Find each line with the string "deficiencies" and report it.

(Stored items)
* * * * *

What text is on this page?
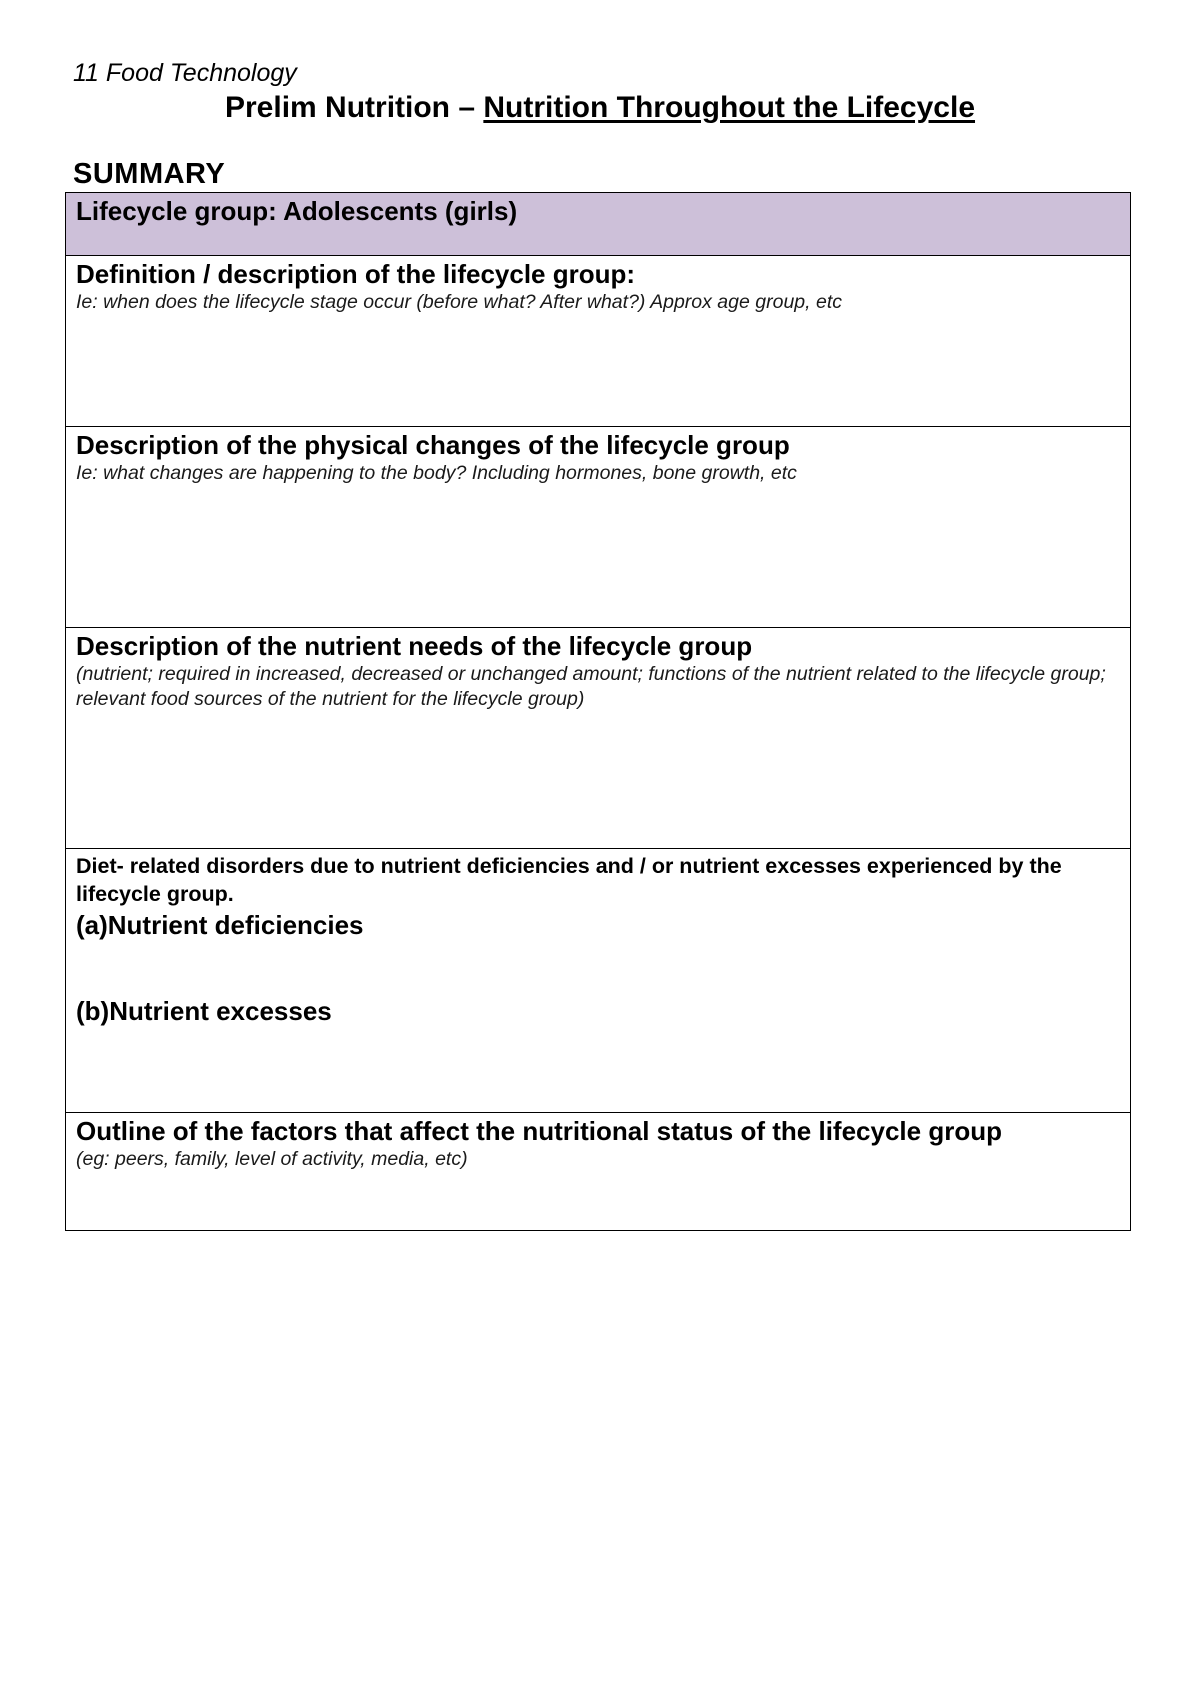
11 Food Technology
Prelim Nutrition – Nutrition Throughout the Lifecycle
SUMMARY
Lifecycle group: Adolescents (girls)
Definition / description of the lifecycle group:
Ie: when does the lifecycle stage occur (before what? After what?) Approx age group, etc
Description of the physical changes of the lifecycle group
Ie: what changes are happening to the body? Including hormones, bone growth, etc
Description of the nutrient needs of the lifecycle group
(nutrient; required in increased, decreased or unchanged amount; functions of the nutrient related to the lifecycle group; relevant food sources of the nutrient for the lifecycle group)
Diet- related disorders due to nutrient deficiencies and / or nutrient excesses experienced by the lifecycle group.
(a)Nutrient deficiencies
(b)Nutrient excesses
Outline of the factors that affect the nutritional status of the lifecycle group
(eg: peers, family, level of activity, media, etc)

* * * * *

- **Full solution**
Diet- related disorders due to nutrient deficiencies and / or nutrient excesses experienced by the lifecycle group.
(a)Nutrient deficiencies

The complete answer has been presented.